--- start Rows ---
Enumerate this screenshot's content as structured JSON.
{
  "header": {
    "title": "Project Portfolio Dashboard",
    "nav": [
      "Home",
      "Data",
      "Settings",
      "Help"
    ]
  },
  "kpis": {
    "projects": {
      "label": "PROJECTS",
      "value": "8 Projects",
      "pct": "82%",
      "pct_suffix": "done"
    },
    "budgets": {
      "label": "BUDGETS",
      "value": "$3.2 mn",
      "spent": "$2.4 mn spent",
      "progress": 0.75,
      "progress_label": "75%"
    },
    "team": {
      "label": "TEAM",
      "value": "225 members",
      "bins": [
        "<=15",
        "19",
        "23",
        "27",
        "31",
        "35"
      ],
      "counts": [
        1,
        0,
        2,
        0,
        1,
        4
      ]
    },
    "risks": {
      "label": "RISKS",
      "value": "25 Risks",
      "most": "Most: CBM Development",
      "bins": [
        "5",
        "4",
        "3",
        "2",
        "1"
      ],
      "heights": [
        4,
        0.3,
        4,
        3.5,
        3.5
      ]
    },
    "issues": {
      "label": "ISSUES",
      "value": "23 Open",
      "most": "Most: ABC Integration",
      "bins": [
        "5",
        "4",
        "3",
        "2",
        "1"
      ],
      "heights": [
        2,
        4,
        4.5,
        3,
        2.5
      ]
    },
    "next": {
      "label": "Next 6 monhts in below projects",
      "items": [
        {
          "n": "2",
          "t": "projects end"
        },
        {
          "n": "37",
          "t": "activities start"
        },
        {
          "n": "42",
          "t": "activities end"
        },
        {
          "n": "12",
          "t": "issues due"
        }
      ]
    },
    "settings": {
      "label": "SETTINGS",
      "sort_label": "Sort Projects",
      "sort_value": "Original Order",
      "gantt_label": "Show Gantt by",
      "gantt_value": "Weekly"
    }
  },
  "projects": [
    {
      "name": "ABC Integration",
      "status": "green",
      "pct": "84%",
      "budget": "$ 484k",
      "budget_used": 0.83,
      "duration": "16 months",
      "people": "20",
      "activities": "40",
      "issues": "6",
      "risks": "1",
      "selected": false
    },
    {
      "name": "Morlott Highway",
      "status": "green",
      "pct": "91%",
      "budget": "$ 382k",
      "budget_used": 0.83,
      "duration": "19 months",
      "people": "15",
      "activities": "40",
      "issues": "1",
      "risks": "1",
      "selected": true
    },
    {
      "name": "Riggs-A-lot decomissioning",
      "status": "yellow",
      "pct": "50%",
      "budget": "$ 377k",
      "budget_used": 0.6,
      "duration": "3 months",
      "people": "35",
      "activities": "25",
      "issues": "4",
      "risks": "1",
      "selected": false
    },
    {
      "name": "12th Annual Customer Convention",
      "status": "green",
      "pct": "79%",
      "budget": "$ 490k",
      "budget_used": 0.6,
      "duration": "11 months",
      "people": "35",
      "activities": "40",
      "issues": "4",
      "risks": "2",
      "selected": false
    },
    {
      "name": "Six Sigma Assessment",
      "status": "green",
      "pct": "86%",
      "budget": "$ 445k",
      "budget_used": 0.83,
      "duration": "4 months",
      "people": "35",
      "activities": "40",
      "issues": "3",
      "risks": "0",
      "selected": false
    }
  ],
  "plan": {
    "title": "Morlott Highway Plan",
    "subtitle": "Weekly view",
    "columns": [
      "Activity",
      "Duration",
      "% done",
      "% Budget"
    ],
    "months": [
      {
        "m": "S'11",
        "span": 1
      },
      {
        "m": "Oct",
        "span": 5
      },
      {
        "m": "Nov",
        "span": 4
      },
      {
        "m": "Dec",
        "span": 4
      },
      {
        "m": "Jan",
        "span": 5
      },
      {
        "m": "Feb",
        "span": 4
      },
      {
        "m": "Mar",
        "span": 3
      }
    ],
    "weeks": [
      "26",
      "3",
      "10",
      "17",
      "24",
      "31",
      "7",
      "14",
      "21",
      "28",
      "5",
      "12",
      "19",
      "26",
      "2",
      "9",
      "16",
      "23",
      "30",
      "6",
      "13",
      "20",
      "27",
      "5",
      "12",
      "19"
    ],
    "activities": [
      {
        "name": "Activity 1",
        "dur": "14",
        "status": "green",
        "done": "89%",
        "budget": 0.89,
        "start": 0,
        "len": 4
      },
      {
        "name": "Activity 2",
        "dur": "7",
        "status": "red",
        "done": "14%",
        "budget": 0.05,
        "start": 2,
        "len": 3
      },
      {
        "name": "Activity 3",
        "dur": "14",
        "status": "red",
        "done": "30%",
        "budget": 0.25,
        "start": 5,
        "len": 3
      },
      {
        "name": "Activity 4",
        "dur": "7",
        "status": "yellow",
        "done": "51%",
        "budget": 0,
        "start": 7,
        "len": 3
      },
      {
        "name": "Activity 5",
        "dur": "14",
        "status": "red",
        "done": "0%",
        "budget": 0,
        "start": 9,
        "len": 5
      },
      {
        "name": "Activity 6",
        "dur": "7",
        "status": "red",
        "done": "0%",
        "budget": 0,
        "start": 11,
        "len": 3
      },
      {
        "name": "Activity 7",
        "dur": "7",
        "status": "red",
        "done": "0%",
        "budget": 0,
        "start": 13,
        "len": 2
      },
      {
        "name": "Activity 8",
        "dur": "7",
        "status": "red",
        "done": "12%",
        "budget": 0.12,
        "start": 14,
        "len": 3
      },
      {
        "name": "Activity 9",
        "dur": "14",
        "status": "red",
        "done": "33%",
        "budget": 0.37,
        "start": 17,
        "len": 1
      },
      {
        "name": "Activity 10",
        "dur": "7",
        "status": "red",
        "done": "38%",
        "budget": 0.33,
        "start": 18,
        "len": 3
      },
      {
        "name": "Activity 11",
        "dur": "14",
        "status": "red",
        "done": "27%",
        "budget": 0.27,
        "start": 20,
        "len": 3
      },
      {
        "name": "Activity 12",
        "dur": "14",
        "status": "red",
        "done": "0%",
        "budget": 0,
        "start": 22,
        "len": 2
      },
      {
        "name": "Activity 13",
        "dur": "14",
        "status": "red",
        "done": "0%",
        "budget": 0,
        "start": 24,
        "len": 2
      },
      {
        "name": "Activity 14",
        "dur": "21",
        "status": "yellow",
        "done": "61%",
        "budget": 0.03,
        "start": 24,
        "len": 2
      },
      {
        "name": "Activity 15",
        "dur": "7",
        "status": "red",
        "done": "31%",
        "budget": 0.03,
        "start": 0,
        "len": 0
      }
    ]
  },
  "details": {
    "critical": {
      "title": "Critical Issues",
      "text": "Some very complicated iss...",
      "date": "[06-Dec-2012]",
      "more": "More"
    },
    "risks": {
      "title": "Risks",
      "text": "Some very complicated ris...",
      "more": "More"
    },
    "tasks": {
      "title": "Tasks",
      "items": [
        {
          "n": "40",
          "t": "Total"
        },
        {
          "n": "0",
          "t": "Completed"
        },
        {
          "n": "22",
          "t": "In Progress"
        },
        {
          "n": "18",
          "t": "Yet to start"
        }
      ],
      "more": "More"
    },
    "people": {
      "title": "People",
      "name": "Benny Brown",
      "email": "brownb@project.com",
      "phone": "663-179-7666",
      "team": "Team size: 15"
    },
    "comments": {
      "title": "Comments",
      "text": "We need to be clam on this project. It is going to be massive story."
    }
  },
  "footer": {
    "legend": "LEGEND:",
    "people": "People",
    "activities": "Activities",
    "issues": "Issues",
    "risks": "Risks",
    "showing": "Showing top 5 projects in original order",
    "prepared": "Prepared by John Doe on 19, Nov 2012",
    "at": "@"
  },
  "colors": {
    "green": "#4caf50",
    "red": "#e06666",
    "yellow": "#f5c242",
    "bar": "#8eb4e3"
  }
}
--- end Rows ---
Exercise goal:
Pick out each line that holds the string "Some".

Exercise result:
      "text": "Some very complicated iss...",
      "text": "Some very complicated ris...",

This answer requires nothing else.